Task input:
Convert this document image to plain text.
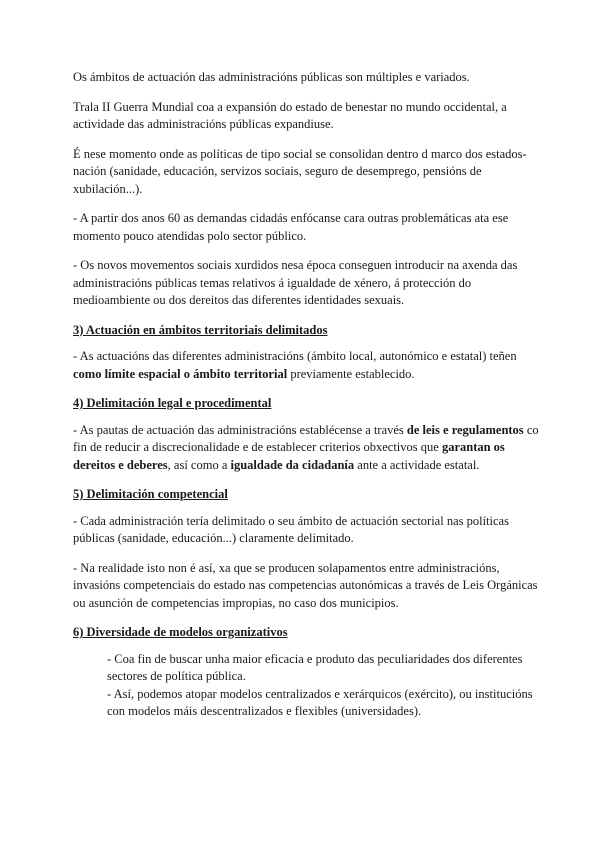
Os ámbitos de actuación das administracións públicas son múltiples e variados.

Trala II Guerra Mundial coa a expansión do estado de benestar no mundo occidental, a actividade das administracións públicas expandiuse.

É nese momento onde as políticas de tipo social se consolidan dentro d marco dos estados-nación (sanidade, educación, servizos sociais, seguro de desemprego, pensións de xubilación...).

- A partir dos anos 60 as demandas cidadás enfócanse cara outras problemáticas ata ese momento pouco atendidas polo sector público.

- Os novos movementos sociais xurdidos nesa época conseguen introducir na axenda das administracións públicas temas relativos á igualdade de xénero, á protección do medioambiente ou dos dereitos das diferentes identidades sexuais.

3) Actuación en ámbitos territoriais delimitados

- As actuacións das diferentes administracións (ámbito local, autonómico e estatal) teñen como límite espacial o ámbito territorial previamente establecido.

4) Delimitación legal e procedimental

- As pautas de actuación das administracións establécense a través de leis e regulamentos co fin de reducir a discrecionalidade e de establecer criterios obxectivos que garantan os dereitos e deberes, así como a igualdade da cidadanía ante a actividade estatal.

5) Delimitación competencial

- Cada administración tería delimitado o seu ámbito de actuación sectorial nas políticas públicas (sanidade, educación...) claramente delimitado.

- Na realidade isto non é así, xa que se producen solapamentos entre administracións, invasións competenciais do estado nas competencias autonómicas a través de Leis Orgánicas ou asunción de competencias impropias, no caso dos municipios.

6) Diversidade de modelos organizativos

- Coa fin de buscar unha maior eficacia e produto das peculiaridades dos diferentes sectores de política pública.

- Así, podemos atopar modelos centralizados e xerárquicos (exército), ou institucións con modelos máis descentralizados e flexibles (universidades).
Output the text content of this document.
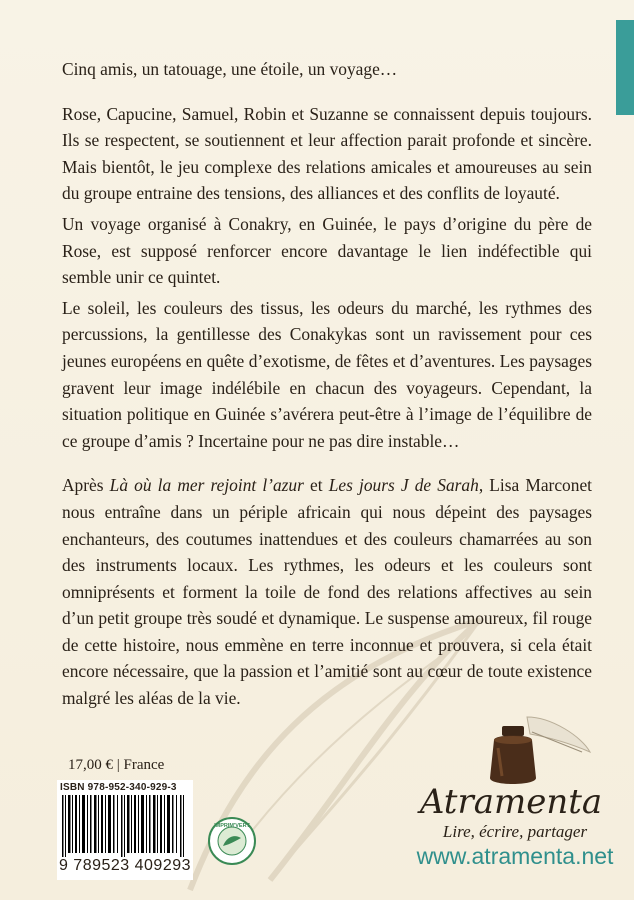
Cinq amis, un tatouage, une étoile, un voyage…

Rose, Capucine, Samuel, Robin et Suzanne se connaissent depuis toujours. Ils se respectent, se soutiennent et leur affection parait profonde et sincère. Mais bientôt, le jeu complexe des relations amicales et amoureuses au sein du groupe entraine des tensions, des alliances et des conflits de loyauté.

Un voyage organisé à Conakry, en Guinée, le pays d’origine du père de Rose, est supposé renforcer encore davantage le lien indéfectible qui semble unir ce quintet.

Le soleil, les couleurs des tissus, les odeurs du marché, les rythmes des percussions, la gentillesse des Conakykas sont un ravissement pour ces jeunes européens en quête d’exotisme, de fêtes et d’aventures. Les paysages gravent leur image indélébile en chacun des voyageurs. Cependant, la situation politique en Guinée s’avérera peut-être à l’image de l’équilibre de ce groupe d’amis ? Incertaine pour ne pas dire instable…

Après Là où la mer rejoint l’azur et Les jours J de Sarah, Lisa Marconet nous entraîne dans un périple africain qui nous dépeint des paysages enchanteurs, des coutumes inattendues et des couleurs chamarrées au son des instruments locaux. Les rythmes, les odeurs et les couleurs sont omniprésents et forment la toile de fond des relations affectives au sein d’un petit groupe très soudé et dynamique. Le suspense amoureux, fil rouge de cette histoire, nous emmène en terre inconnue et prouvera, si cela était encore nécessaire, que la passion et l’amitié sont au cœur de toute existence malgré les aléas de la vie.

17,00 € | France
ISBN 978-952-340-929-3
9 789523 409293
IMPRIM'VERT
Atramenta
Lire, écrire, partager
www.atramenta.net
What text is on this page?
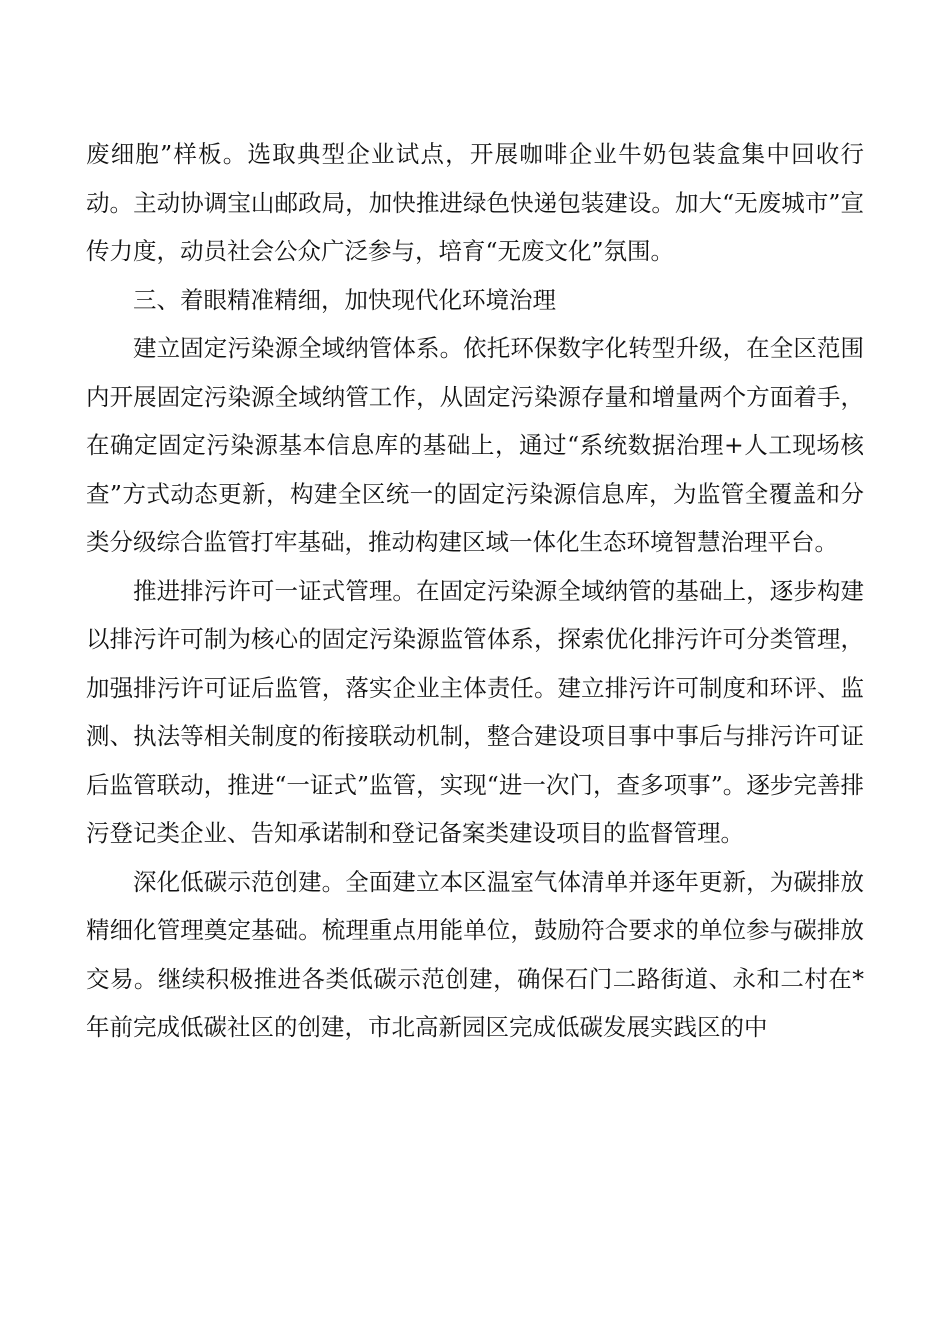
废细胞”样板。选取典型企业试点，开展咖啡企业牛奶包装盒集中回收行动。主动协调宝山邮政局，加快推进绿色快递包装建设。加大“无废城市”宣传力度，动员社会公众广泛参与，培育“无废文化”氛围。

三、着眼精准精细，加快现代化环境治理

建立固定污染源全域纳管体系。依托环保数字化转型升级，在全区范围内开展固定污染源全域纳管工作，从固定污染源存量和增量两个方面着手，在确定固定污染源基本信息库的基础上，通过“系统数据治理+人工现场核查”方式动态更新，构建全区统一的固定污染源信息库，为监管全覆盖和分类分级综合监管打牢基础，推动构建区域一体化生态环境智慧治理平台。

推进排污许可一证式管理。在固定污染源全域纳管的基础上，逐步构建以排污许可制为核心的固定污染源监管体系，探索优化排污许可分类管理，加强排污许可证后监管，落实企业主体责任。建立排污许可制度和环评、监测、执法等相关制度的衔接联动机制，整合建设项目事中事后与排污许可证后监管联动，推进“一证式”监管，实现“进一次门，查多项事”。逐步完善排污登记类企业、告知承诺制和登记备案类建设项目的监督管理。

深化低碳示范创建。全面建立本区温室气体清单并逐年更新，为碳排放精细化管理奠定基础。梳理重点用能单位，鼓励符合要求的单位参与碳排放交易。继续积极推进各类低碳示范创建，确保石门二路街道、永和二村在*年前完成低碳社区的创建，市北高新园区完成低碳发展实践区的中
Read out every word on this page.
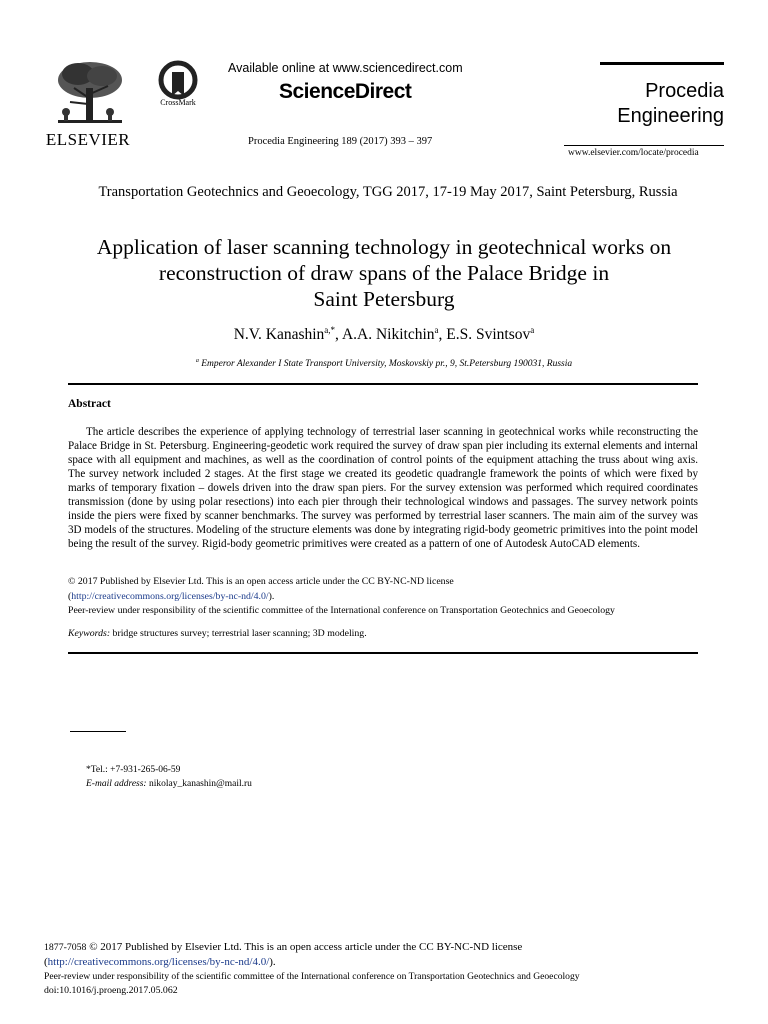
ELSEVIER
CrossMark
Available online at www.sciencedirect.com
ScienceDirect
Procedia Engineering 189 (2017) 393 – 397
Procedia
Engineering
www.elsevier.com/locate/procedia
Transportation Geotechnics and Geoecology, TGG 2017, 17-19 May 2017, Saint Petersburg, Russia
Application of laser scanning technology in geotechnical works on
reconstruction of draw spans of the Palace Bridge in
Saint Petersburg
N.V. Kanashin$^{a,*}$, A.A. Nikitchin$^a$, E.S. Svintsov$^a$
$^a$ Emperor Alexander I State Transport University, Moskovskiy pr., 9, St.Petersburg 190031, Russia
Abstract
The article describes the experience of applying technology of terrestrial laser scanning in geotechnical works while reconstructing the Palace Bridge in St. Petersburg. Engineering-geodetic work required the survey of draw span pier including its external elements and internal space with all equipment and machines, as well as the coordination of control points of the equipment attaching the truss about wing axis. The survey network included 2 stages. At the first stage we created its geodetic quadrangle framework the points of which were fixed by marks of temporary fixation – dowels driven into the draw span piers. For the survey extension was performed which required coordinates transmission (done by using polar resections) into each pier through their technological windows and passages. The survey network points inside the piers were fixed by scanner benchmarks. The survey was performed by terrestrial laser scanners. The main aim of the survey was 3D models of the structures. Modeling of the structure elements was done by integrating rigid-body geometric primitives into the point model being the result of the survey. Rigid-body geometric primitives were created as a pattern of one of Autodesk AutoCAD elements.
© 2017 Published by Elsevier Ltd. This is an open access article under the CC BY-NC-ND license
(http://creativecommons.org/licenses/by-nc-nd/4.0/).
Peer-review under responsibility of the scientific committee of the International conference on Transportation Geotechnics and Geoecology
Keywords: bridge structures survey; terrestrial laser scanning; 3D modeling.
*Tel.: +7-931-265-06-59
E-mail address: nikolay_kanashin@mail.ru
1877-7058 © 2017 Published by Elsevier Ltd. This is an open access article under the CC BY-NC-ND license
(http://creativecommons.org/licenses/by-nc-nd/4.0/).
Peer-review under responsibility of the scientific committee of the International conference on Transportation Geotechnics and Geoecology
doi:10.1016/j.proeng.2017.05.062
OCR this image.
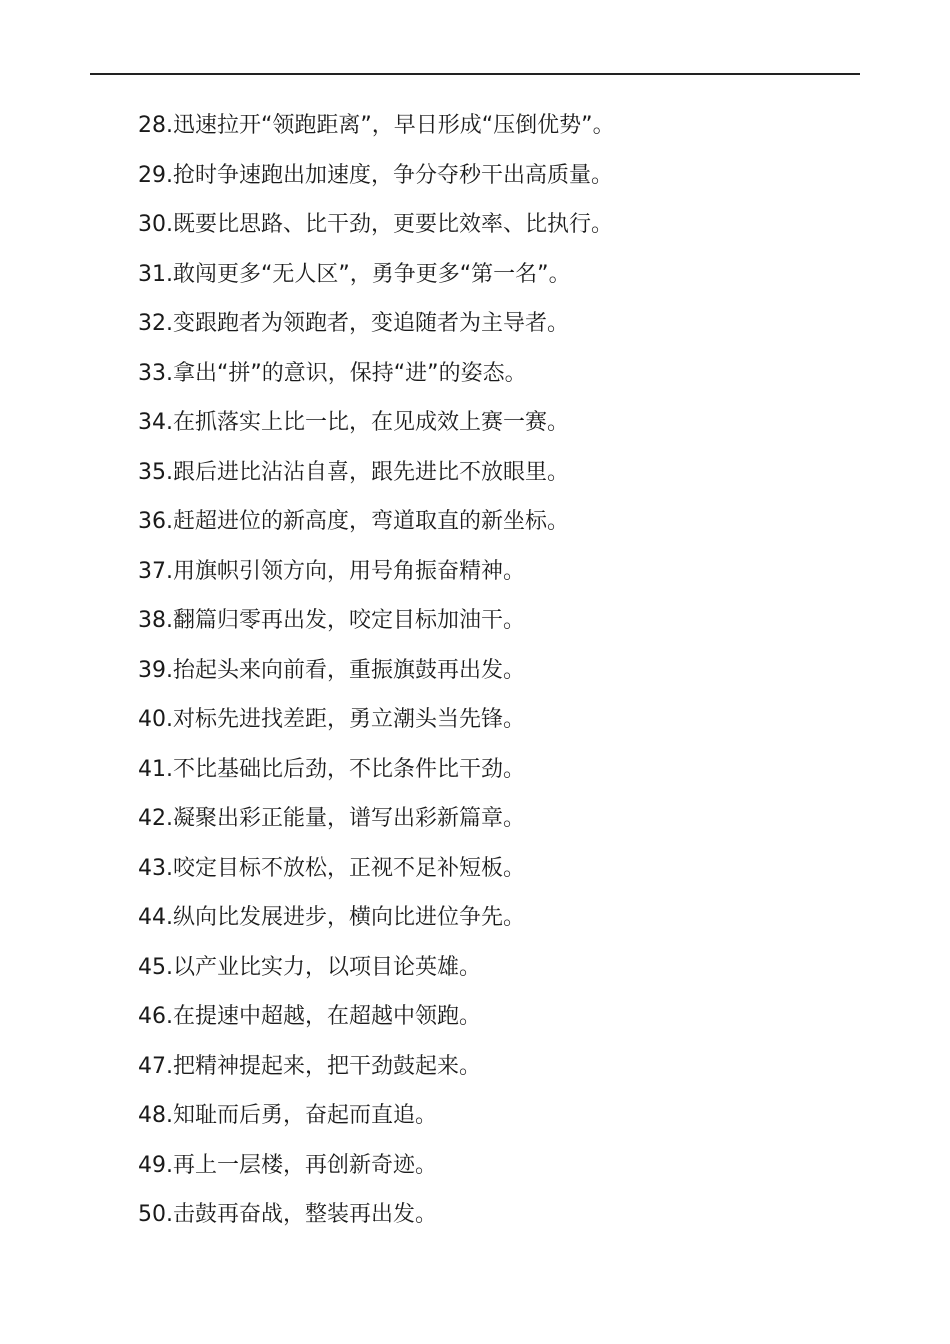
28.迅速拉开“领跑距离”，早日形成“压倒优势”。
29.抢时争速跑出加速度，争分夺秒干出高质量。
30.既要比思路、比干劲，更要比效率、比执行。
31.敢闯更多“无人区”，勇争更多“第一名”。
32.变跟跑者为领跑者，变追随者为主导者。
33.拿出“拼”的意识，保持“进”的姿态。
34.在抓落实上比一比，在见成效上赛一赛。
35.跟后进比沾沾自喜，跟先进比不放眼里。
36.赶超进位的新高度，弯道取直的新坐标。
37.用旗帜引领方向，用号角振奋精神。
38.翻篇归零再出发，咬定目标加油干。
39.抬起头来向前看，重振旗鼓再出发。
40.对标先进找差距，勇立潮头当先锋。
41.不比基础比后劲，不比条件比干劲。
42.凝聚出彩正能量，谱写出彩新篇章。
43.咬定目标不放松，正视不足补短板。
44.纵向比发展进步，横向比进位争先。
45.以产业比实力，以项目论英雄。
46.在提速中超越，在超越中领跑。
47.把精神提起来，把干劲鼓起来。
48.知耻而后勇，奋起而直追。
49.再上一层楼，再创新奇迹。
50.击鼓再奋战，整装再出发。
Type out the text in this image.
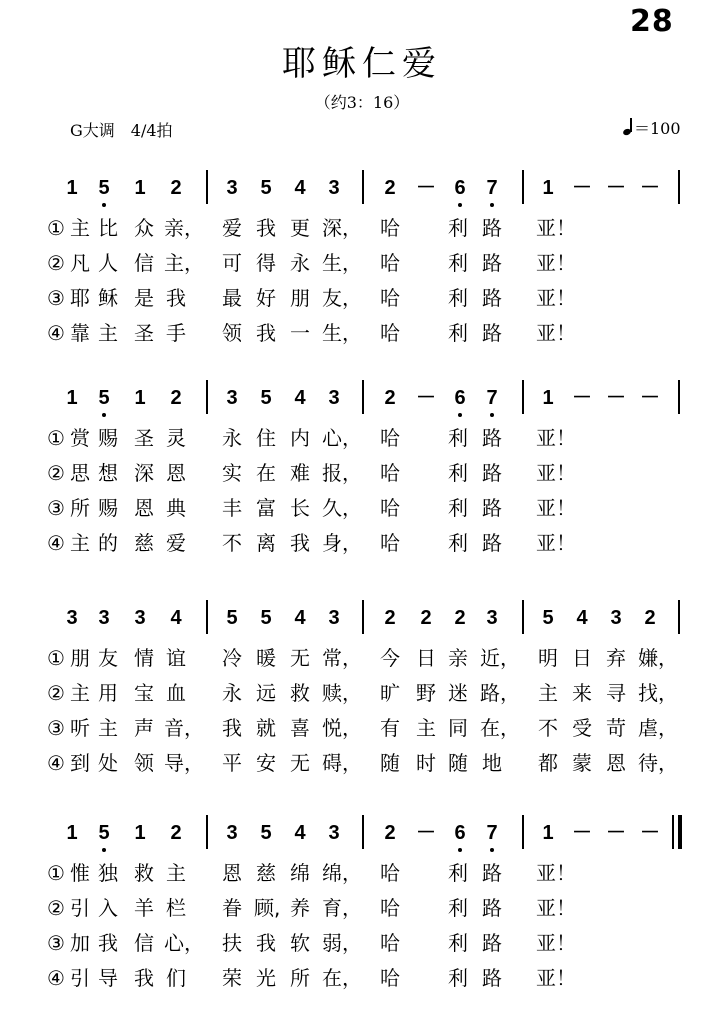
28
耶稣仁爱
（约3：16）
G大调　4/4拍	＝100
1	5	1	2	3	5	4	3	2	－ 6	7	1 － － －
① 主 比 众 亲， 爱 我 更 深， 哈 利 路 亚！
② 凡 人 信 主， 可 得 永 生， 哈 利 路 亚！
③ 耶 稣 是 我 最 好 朋 友， 哈 利 路 亚！
④ 靠 主 圣 手 领 我 一 生， 哈 利 路 亚！
1	5	1	2	3	5	4	3	2	－ 6	7	1 － － －
① 赏 赐 圣 灵 永 住 内 心， 哈 利 路 亚！
② 思 想 深 恩 实 在 难 报， 哈 利 路 亚！
③ 所 赐 恩 典 丰 富 长 久， 哈 利 路 亚！
④ 主 的 慈 爱 不 离 我 身， 哈 利 路 亚！
3	3	3	4	5	5	4	3	2	2	2	3	5	4	3	2
① 朋 友 情 谊 冷 暖 无 常， 今 日 亲 近， 明 日 弃 嫌，
② 主 用 宝 血 永 远 救 赎， 旷 野 迷 路， 主 来 寻 找，
③ 听 主 声 音， 我 就 喜 悦， 有 主 同 在， 不 受 苛 虐，
④ 到 处 领 导， 平 安 无 碍， 随 时 随 地 都 蒙 恩 待，
1	5	1	2	3	5	4	3	2	－ 6	7	1 － － －
① 惟 独 救 主 恩 慈 绵 绵， 哈 利 路 亚！
② 引 入 羊 栏 眷 顾, 养 育， 哈 利 路 亚！
③ 加 我 信 心， 扶 我 软 弱， 哈 利 路 亚！
④ 引 导 我 们 荣 光 所 在， 哈 利 路 亚！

Brief:
Examine the records and pull out every line where the string "Saint" occurs.

Task response:
Transportation Geotechnics and Geoecology, TGG 2017, 17-19 May 2017, Saint Petersburg, Russia
Saint Petersburg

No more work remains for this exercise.